-- Task to carry out --
Look through the data below and work out how many lines contain the string "color". Give the number alone.

[Data entries]
>> START

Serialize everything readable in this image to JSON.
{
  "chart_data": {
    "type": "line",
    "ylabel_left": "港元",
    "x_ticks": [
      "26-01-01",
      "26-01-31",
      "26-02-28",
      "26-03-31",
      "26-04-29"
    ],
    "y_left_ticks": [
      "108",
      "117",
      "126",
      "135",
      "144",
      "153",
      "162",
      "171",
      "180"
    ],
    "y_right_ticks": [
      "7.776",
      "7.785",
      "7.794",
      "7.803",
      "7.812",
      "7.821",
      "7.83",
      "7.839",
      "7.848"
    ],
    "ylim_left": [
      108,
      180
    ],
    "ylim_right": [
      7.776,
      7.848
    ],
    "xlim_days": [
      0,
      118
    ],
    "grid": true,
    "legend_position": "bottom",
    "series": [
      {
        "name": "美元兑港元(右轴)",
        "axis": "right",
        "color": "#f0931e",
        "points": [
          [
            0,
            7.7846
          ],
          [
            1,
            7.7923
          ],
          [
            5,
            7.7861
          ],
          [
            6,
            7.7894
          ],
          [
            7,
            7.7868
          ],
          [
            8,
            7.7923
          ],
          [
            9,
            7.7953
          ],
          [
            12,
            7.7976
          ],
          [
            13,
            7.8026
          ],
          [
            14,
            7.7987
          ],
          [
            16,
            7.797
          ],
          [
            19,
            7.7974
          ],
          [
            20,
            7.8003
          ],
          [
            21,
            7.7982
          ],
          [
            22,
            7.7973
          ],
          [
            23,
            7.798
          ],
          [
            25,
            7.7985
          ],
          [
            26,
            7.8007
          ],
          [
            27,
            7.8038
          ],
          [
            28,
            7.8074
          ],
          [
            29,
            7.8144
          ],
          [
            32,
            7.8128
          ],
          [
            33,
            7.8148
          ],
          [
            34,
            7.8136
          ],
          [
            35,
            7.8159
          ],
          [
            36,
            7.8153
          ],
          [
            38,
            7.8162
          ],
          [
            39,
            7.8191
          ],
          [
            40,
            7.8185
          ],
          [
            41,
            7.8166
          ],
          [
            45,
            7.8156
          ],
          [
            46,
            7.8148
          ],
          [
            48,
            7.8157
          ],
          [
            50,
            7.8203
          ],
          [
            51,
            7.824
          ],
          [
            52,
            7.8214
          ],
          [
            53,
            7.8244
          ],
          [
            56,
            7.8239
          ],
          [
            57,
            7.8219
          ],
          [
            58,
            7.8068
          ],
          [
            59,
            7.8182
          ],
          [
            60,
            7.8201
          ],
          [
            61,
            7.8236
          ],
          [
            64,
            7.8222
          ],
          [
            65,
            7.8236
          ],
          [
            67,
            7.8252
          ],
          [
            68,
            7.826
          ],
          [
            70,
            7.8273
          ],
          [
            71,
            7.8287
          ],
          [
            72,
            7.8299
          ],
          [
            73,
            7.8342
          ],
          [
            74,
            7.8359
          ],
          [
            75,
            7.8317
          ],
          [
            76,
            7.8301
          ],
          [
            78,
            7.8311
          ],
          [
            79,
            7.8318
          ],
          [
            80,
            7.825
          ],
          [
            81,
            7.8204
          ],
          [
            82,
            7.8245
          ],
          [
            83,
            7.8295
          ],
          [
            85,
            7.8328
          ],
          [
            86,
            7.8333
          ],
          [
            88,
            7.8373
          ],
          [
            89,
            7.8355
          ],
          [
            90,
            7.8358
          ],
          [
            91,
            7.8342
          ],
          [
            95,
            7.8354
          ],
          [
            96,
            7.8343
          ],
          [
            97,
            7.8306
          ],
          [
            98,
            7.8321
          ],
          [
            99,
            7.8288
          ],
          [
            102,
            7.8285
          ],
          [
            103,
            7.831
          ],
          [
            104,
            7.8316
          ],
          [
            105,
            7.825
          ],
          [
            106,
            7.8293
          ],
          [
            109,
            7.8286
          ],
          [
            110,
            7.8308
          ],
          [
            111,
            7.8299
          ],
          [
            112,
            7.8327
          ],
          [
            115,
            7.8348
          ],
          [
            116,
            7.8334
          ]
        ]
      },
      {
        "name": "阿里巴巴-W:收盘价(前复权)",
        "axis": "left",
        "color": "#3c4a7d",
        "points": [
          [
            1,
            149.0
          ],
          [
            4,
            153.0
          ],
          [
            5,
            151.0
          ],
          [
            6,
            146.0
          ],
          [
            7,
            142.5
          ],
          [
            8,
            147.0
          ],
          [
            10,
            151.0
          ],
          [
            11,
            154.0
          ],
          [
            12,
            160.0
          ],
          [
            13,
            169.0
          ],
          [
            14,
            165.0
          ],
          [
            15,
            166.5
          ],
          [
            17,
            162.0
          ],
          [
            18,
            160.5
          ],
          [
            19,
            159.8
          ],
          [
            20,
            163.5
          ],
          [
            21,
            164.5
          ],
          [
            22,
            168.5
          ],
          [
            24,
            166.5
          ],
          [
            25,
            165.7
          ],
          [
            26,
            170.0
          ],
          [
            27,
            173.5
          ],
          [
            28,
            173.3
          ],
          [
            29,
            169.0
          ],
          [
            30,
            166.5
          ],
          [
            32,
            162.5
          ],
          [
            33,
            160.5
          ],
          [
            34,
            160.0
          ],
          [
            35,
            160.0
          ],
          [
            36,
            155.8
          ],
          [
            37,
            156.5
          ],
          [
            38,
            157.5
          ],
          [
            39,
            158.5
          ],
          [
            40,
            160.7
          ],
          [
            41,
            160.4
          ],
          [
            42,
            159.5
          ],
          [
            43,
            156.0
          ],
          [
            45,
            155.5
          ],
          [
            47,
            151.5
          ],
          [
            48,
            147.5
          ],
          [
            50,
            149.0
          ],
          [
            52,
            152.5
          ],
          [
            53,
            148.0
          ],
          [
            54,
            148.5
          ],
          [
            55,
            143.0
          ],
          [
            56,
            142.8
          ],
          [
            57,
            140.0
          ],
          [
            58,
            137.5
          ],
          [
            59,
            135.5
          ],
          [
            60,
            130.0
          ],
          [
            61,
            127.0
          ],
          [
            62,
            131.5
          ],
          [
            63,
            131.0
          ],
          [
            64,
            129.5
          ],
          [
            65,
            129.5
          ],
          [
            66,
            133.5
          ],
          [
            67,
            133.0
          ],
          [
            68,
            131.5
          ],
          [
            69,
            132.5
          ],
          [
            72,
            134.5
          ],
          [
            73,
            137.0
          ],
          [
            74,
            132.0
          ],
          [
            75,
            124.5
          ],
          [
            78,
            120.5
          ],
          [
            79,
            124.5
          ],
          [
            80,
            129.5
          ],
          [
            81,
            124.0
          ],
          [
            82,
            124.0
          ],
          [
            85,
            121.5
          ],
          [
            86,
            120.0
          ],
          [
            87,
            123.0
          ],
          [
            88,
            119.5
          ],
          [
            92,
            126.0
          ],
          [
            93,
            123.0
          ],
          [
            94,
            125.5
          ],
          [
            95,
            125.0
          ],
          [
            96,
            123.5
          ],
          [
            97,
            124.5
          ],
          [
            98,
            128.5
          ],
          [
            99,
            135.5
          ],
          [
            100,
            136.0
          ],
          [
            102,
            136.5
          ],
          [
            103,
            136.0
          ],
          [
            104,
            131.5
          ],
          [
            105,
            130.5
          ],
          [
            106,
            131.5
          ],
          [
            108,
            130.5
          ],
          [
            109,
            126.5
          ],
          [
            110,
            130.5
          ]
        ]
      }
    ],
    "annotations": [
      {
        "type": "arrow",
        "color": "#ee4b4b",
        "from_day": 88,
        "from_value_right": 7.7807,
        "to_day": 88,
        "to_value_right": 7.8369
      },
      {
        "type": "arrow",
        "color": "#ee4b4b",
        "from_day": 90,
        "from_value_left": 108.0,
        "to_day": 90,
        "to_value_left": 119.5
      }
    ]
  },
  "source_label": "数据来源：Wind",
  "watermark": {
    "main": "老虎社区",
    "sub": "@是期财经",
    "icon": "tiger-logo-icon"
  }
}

>> END

-- The reply --
4